> [Provided material]:
--
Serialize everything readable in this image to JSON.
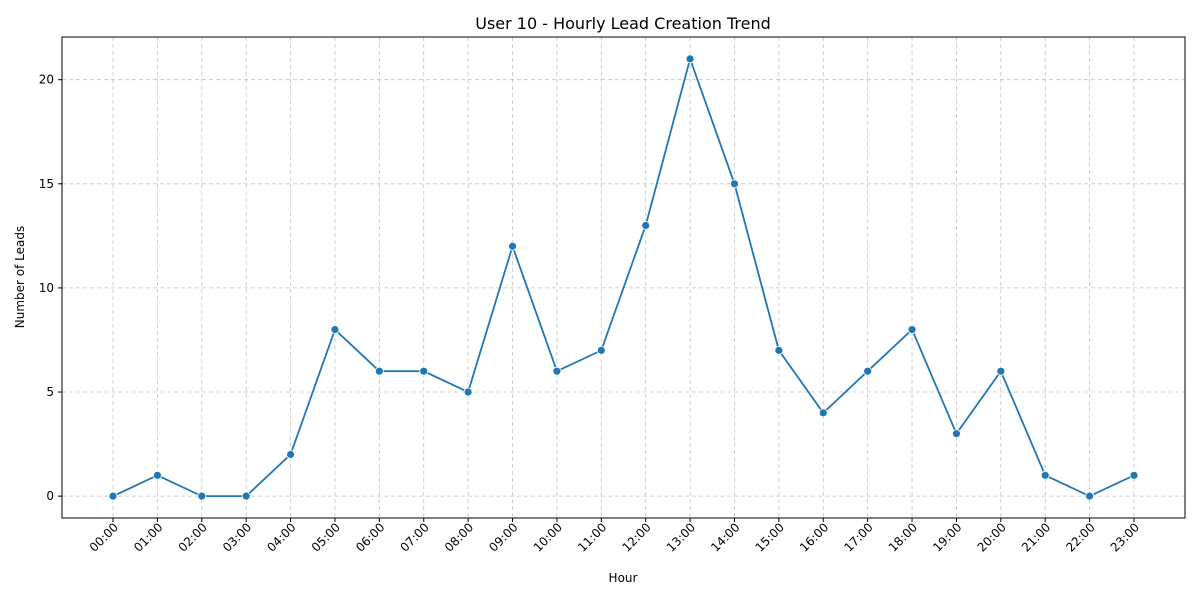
{
  "chart_data": {
    "type": "line",
    "title": "User 10 - Hourly Lead Creation Trend",
    "xlabel": "Hour",
    "ylabel": "Number of Leads",
    "categories": [
      "00:00",
      "01:00",
      "02:00",
      "03:00",
      "04:00",
      "05:00",
      "06:00",
      "07:00",
      "08:00",
      "09:00",
      "10:00",
      "11:00",
      "12:00",
      "13:00",
      "14:00",
      "15:00",
      "16:00",
      "17:00",
      "18:00",
      "19:00",
      "20:00",
      "21:00",
      "22:00",
      "23:00"
    ],
    "series": [
      {
        "values": [
          0,
          1,
          0,
          0,
          2,
          8,
          6,
          6,
          5,
          12,
          6,
          7,
          13,
          21,
          15,
          7,
          4,
          6,
          8,
          3,
          6,
          1,
          0,
          1
        ]
      }
    ],
    "ylim": [
      -1.05,
      22.05
    ],
    "yticks": [
      0,
      5,
      10,
      15,
      20
    ],
    "grid": true,
    "color": "#1f77b4"
  }
}
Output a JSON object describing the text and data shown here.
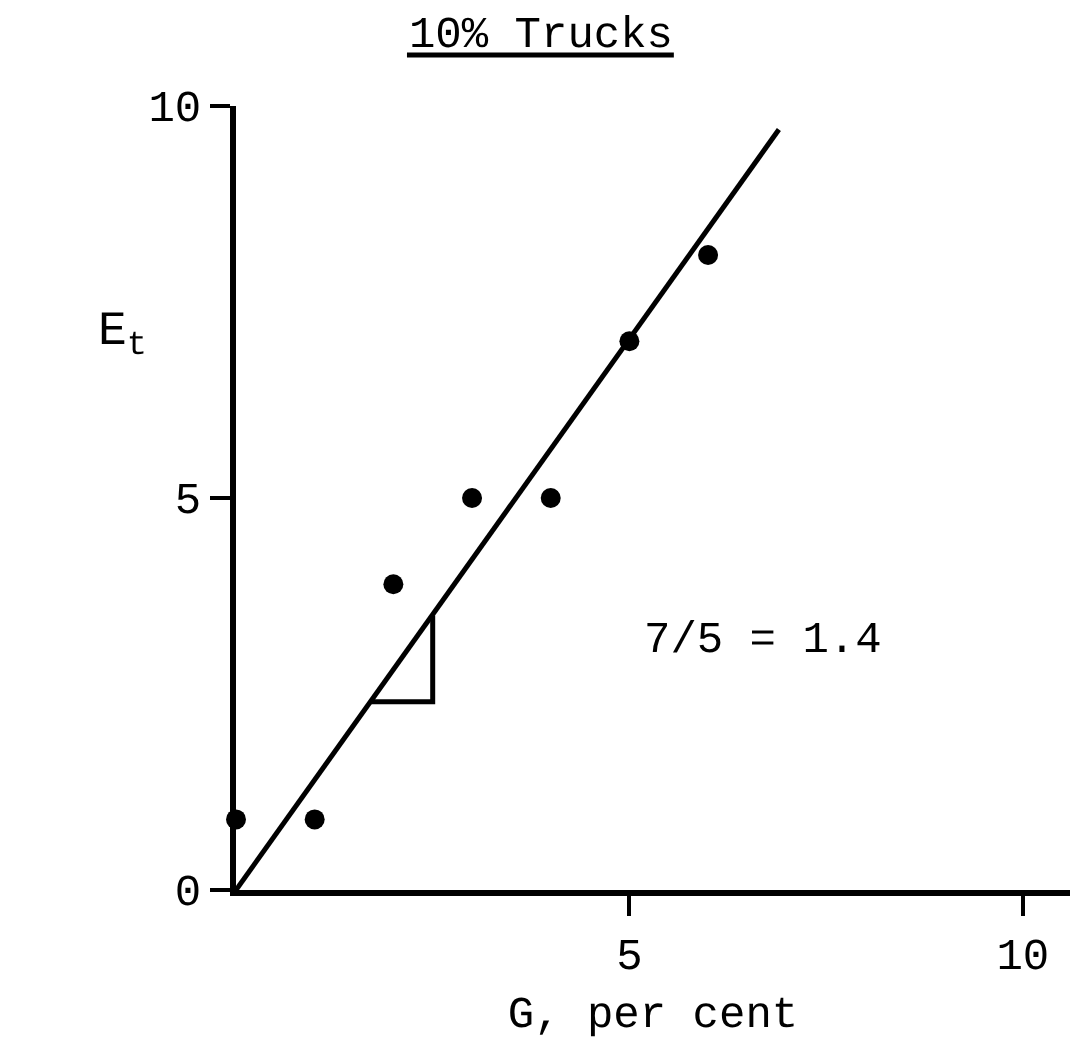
{
  "chart_data": {
    "type": "scatter",
    "title": "10% Trucks",
    "xlabel": "G, per cent",
    "ylabel": "E$_{t}$",
    "series": [
      {
        "color": "#000000",
        "marker": "circle",
        "x": [
          0,
          1,
          2,
          3,
          4,
          5,
          6
        ],
        "values": [
          0.9,
          0.9,
          3.9,
          5,
          5,
          7,
          8.1
        ]
      },
      {
        "type": "line",
        "color": "#000000",
        "marker": "none",
        "x": [
          0,
          6.9
        ],
        "values": [
          0,
          9.7
        ]
      },
      {
        "type": "line",
        "color": "#000000",
        "marker": "none",
        "x": [
          1.7,
          2.5,
          2.5
        ],
        "values": [
          2.4,
          2.4,
          3.5
        ]
      }
    ],
    "annotations": [
      "7/5 = 1.4"
    ],
    "xlim": [
      0,
      10.6
    ],
    "ylim": [
      0,
      10
    ],
    "xticks": [
      5,
      10
    ],
    "yticks": [
      0,
      5,
      10
    ]
  }
}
--
> [What you need to do]: Write the entries above out in full, exactly, with no images.

> [Response to the exercise]:
Serialize everything readable in this image to JSON.
{
  "chart_data": {
    "type": "line",
    "title": "User 10 - Hourly Lead Creation Trend",
    "xlabel": "Hour",
    "ylabel": "Number of Leads",
    "categories": [
      "00:00",
      "01:00",
      "02:00",
      "03:00",
      "04:00",
      "05:00",
      "06:00",
      "07:00",
      "08:00",
      "09:00",
      "10:00",
      "11:00",
      "12:00",
      "13:00",
      "14:00",
      "15:00",
      "16:00",
      "17:00",
      "18:00",
      "19:00",
      "20:00",
      "21:00",
      "22:00",
      "23:00"
    ],
    "series": [
      {
        "values": [
          0,
          1,
          0,
          0,
          2,
          8,
          6,
          6,
          5,
          12,
          6,
          7,
          13,
          21,
          15,
          7,
          4,
          6,
          8,
          3,
          6,
          1,
          0,
          1
        ]
      }
    ],
    "ylim": [
      -1.05,
      22.05
    ],
    "yticks": [
      0,
      5,
      10,
      15,
      20
    ],
    "grid": true,
    "color": "#1f77b4"
  }
}
Output a JSON object describing the text and data shown here.
{
  "chart_data": {
    "type": "scatter",
    "title": "10% Trucks",
    "xlabel": "G, per cent",
    "ylabel": "E$_{t}$",
    "series": [
      {
        "color": "#000000",
        "marker": "circle",
        "x": [
          0,
          1,
          2,
          3,
          4,
          5,
          6
        ],
        "values": [
          0.9,
          0.9,
          3.9,
          5,
          5,
          7,
          8.1
        ]
      },
      {
        "type": "line",
        "color": "#000000",
        "marker": "none",
        "x": [
          0,
          6.9
        ],
        "values": [
          0,
          9.7
        ]
      },
      {
        "type": "line",
        "color": "#000000",
        "marker": "none",
        "x": [
          1.7,
          2.5,
          2.5
        ],
        "values": [
          2.4,
          2.4,
          3.5
        ]
      }
    ],
    "annotations": [
      "7/5 = 1.4"
    ],
    "xlim": [
      0,
      10.6
    ],
    "ylim": [
      0,
      10
    ],
    "xticks": [
      5,
      10
    ],
    "yticks": [
      0,
      5,
      10
    ]
  }
}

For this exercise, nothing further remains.